• **Stated task**
Work out how many lines have "rapidly" in them. Give only that number.

• **Exercise material**
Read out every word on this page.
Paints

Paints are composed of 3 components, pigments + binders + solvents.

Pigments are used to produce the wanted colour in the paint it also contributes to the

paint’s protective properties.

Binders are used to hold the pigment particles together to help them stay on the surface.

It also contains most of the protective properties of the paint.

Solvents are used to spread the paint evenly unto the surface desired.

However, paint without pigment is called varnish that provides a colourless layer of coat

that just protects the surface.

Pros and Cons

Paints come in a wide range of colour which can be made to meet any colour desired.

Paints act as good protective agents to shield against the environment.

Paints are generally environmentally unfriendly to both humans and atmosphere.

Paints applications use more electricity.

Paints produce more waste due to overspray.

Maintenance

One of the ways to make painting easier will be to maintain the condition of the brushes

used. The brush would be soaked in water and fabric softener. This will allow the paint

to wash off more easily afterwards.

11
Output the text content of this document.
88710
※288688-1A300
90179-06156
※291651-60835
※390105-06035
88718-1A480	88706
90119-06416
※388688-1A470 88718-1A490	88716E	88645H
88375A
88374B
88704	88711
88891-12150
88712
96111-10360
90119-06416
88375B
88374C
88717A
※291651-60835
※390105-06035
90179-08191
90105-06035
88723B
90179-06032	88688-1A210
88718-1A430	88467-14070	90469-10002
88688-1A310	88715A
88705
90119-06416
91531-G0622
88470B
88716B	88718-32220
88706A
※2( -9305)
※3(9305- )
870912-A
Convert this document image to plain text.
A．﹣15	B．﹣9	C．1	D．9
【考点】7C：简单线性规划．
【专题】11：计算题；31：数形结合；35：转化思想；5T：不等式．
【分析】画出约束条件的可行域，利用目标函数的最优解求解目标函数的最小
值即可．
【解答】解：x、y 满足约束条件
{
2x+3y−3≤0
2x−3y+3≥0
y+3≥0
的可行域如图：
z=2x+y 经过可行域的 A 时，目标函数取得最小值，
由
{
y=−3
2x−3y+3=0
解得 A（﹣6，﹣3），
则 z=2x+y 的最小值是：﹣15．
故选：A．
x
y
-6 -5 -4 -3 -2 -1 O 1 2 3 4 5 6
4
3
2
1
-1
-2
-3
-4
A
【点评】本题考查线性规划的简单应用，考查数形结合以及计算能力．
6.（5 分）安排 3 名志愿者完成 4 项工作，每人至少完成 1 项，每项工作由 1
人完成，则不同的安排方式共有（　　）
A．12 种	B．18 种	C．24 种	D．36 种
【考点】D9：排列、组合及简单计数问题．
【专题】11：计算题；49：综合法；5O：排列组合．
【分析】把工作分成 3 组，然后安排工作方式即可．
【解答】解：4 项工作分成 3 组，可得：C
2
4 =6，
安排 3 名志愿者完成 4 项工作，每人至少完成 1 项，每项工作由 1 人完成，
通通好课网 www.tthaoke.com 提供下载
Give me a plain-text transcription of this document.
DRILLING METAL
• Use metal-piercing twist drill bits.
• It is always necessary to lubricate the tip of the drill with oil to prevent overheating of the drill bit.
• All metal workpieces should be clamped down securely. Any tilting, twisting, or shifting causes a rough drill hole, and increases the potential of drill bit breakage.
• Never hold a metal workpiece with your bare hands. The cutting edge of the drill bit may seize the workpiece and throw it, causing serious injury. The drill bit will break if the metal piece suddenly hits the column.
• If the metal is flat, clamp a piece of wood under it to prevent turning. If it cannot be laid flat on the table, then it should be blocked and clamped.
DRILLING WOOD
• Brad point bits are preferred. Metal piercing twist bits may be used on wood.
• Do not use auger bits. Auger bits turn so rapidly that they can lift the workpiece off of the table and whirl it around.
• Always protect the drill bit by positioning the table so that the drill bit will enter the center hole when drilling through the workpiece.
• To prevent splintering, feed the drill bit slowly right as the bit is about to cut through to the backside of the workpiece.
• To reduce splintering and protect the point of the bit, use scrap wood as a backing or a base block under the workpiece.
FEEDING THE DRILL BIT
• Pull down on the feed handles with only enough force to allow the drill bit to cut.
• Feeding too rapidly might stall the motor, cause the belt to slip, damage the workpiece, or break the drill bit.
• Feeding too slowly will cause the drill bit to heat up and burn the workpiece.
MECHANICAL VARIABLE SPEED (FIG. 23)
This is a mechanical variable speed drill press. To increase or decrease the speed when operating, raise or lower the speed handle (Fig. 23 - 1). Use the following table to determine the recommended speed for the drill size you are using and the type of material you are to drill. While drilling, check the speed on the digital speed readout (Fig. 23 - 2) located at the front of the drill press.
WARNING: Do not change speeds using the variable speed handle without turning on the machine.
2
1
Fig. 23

• **Response**
2